All of the data below must be reproduced word for word, but without its images.
※
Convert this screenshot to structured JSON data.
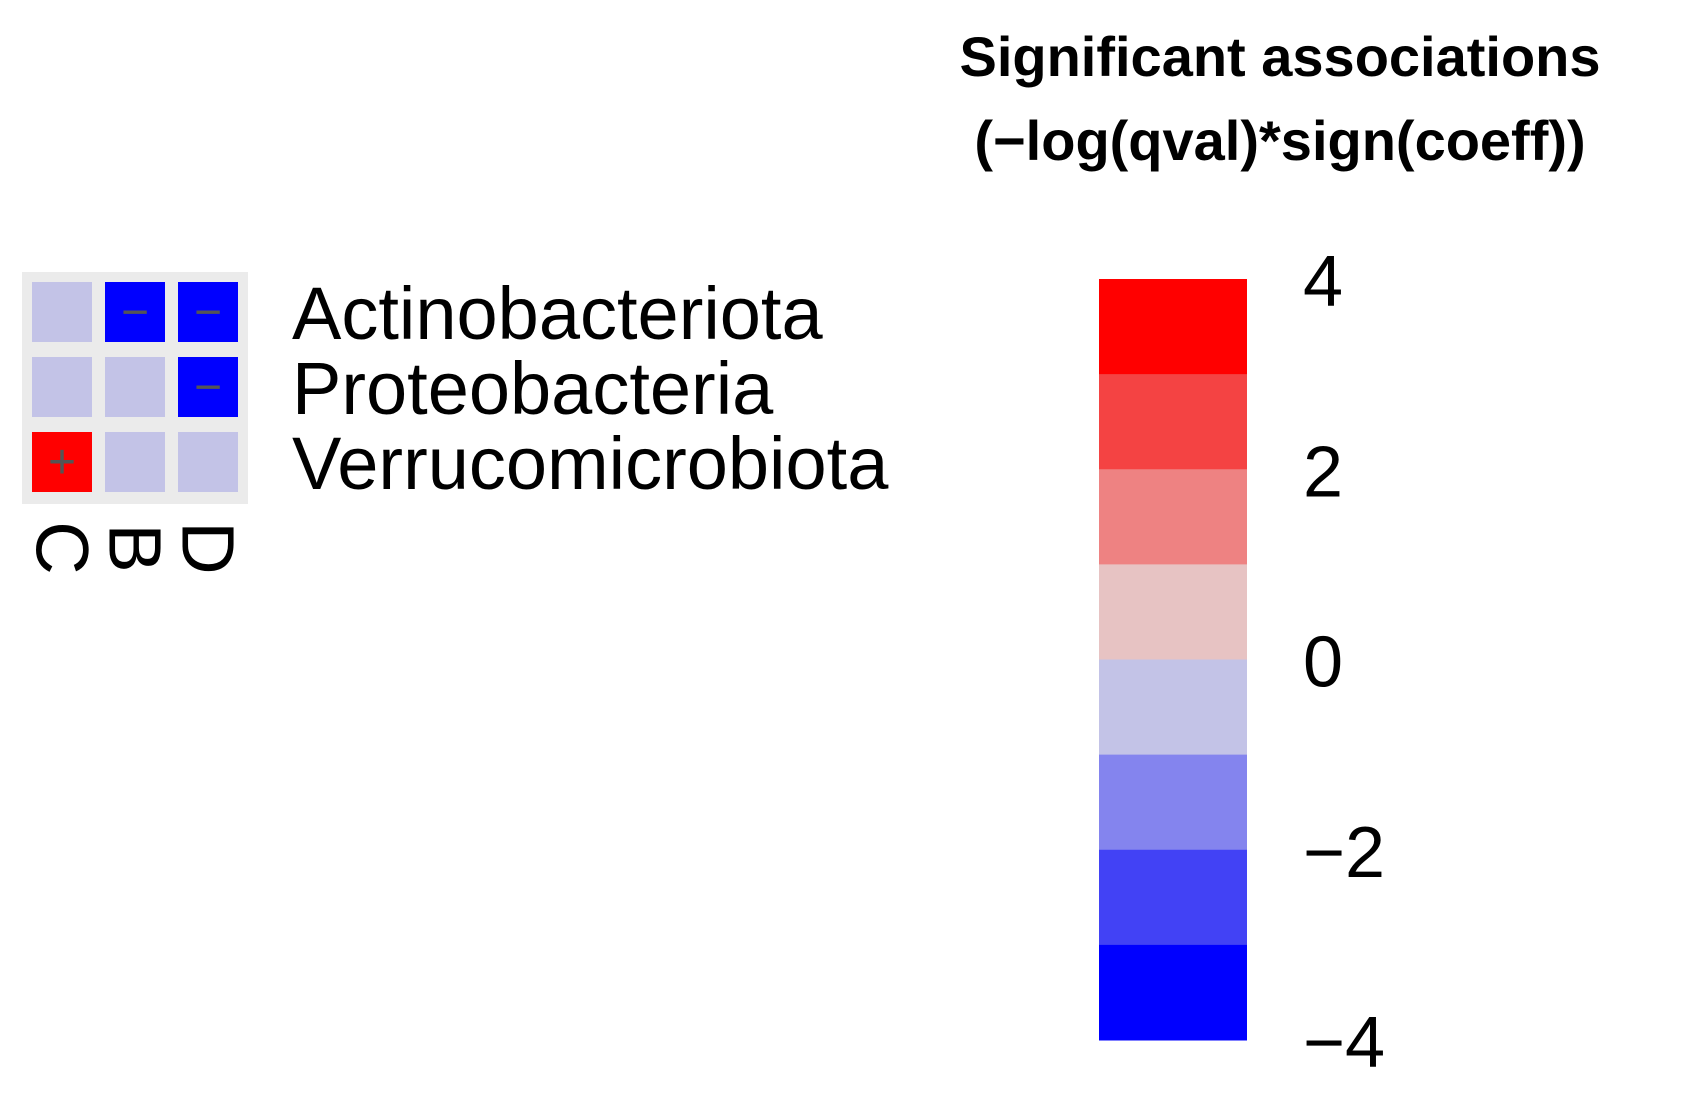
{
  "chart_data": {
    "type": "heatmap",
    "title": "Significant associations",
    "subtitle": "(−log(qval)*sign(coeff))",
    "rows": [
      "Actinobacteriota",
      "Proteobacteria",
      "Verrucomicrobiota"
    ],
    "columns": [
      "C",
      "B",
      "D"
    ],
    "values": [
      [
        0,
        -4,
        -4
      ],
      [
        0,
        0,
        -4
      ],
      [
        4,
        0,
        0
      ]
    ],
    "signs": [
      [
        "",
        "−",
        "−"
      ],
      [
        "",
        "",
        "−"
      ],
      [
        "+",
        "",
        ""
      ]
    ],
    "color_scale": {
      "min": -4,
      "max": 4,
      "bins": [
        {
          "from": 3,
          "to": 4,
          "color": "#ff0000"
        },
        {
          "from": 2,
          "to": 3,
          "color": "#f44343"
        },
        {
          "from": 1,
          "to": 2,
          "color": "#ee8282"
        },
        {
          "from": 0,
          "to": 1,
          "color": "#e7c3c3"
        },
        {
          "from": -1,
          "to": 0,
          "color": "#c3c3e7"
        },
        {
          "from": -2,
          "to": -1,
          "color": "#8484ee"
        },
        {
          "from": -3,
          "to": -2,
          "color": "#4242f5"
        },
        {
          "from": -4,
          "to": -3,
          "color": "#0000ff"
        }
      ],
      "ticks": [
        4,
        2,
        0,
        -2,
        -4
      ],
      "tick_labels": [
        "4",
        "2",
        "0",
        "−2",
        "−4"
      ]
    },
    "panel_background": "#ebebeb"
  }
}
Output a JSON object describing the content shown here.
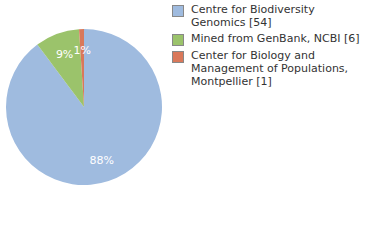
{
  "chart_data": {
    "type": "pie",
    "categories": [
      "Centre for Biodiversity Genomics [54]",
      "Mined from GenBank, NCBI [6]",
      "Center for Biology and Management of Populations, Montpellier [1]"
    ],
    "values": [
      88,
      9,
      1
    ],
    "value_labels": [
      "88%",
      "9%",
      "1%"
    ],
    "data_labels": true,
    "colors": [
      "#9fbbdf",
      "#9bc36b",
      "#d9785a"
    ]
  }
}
※
* _RESULT OF THE EXERCISE_
Convert this screenshot to structured JSON data.
{
  "chart_data": {
    "type": "heatmap",
    "title": "Significant associations",
    "subtitle": "(−log(qval)*sign(coeff))",
    "rows": [
      "Actinobacteriota",
      "Proteobacteria",
      "Verrucomicrobiota"
    ],
    "columns": [
      "C",
      "B",
      "D"
    ],
    "values": [
      [
        0,
        -4,
        -4
      ],
      [
        0,
        0,
        -4
      ],
      [
        4,
        0,
        0
      ]
    ],
    "signs": [
      [
        "",
        "−",
        "−"
      ],
      [
        "",
        "",
        "−"
      ],
      [
        "+",
        "",
        ""
      ]
    ],
    "color_scale": {
      "min": -4,
      "max": 4,
      "bins": [
        {
          "from": 3,
          "to": 4,
          "color": "#ff0000"
        },
        {
          "from": 2,
          "to": 3,
          "color": "#f44343"
        },
        {
          "from": 1,
          "to": 2,
          "color": "#ee8282"
        },
        {
          "from": 0,
          "to": 1,
          "color": "#e7c3c3"
        },
        {
          "from": -1,
          "to": 0,
          "color": "#c3c3e7"
        },
        {
          "from": -2,
          "to": -1,
          "color": "#8484ee"
        },
        {
          "from": -3,
          "to": -2,
          "color": "#4242f5"
        },
        {
          "from": -4,
          "to": -3,
          "color": "#0000ff"
        }
      ],
      "ticks": [
        4,
        2,
        0,
        -2,
        -4
      ],
      "tick_labels": [
        "4",
        "2",
        "0",
        "−2",
        "−4"
      ]
    },
    "panel_background": "#ebebeb"
  }
}
Output a JSON object describing the content shown here.
{
  "chart_data": {
    "type": "pie",
    "categories": [
      "Centre for Biodiversity Genomics [54]",
      "Mined from GenBank, NCBI [6]",
      "Center for Biology and Management of Populations, Montpellier [1]"
    ],
    "values": [
      88,
      9,
      1
    ],
    "value_labels": [
      "88%",
      "9%",
      "1%"
    ],
    "data_labels": true,
    "colors": [
      "#9fbbdf",
      "#9bc36b",
      "#d9785a"
    ]
  }
}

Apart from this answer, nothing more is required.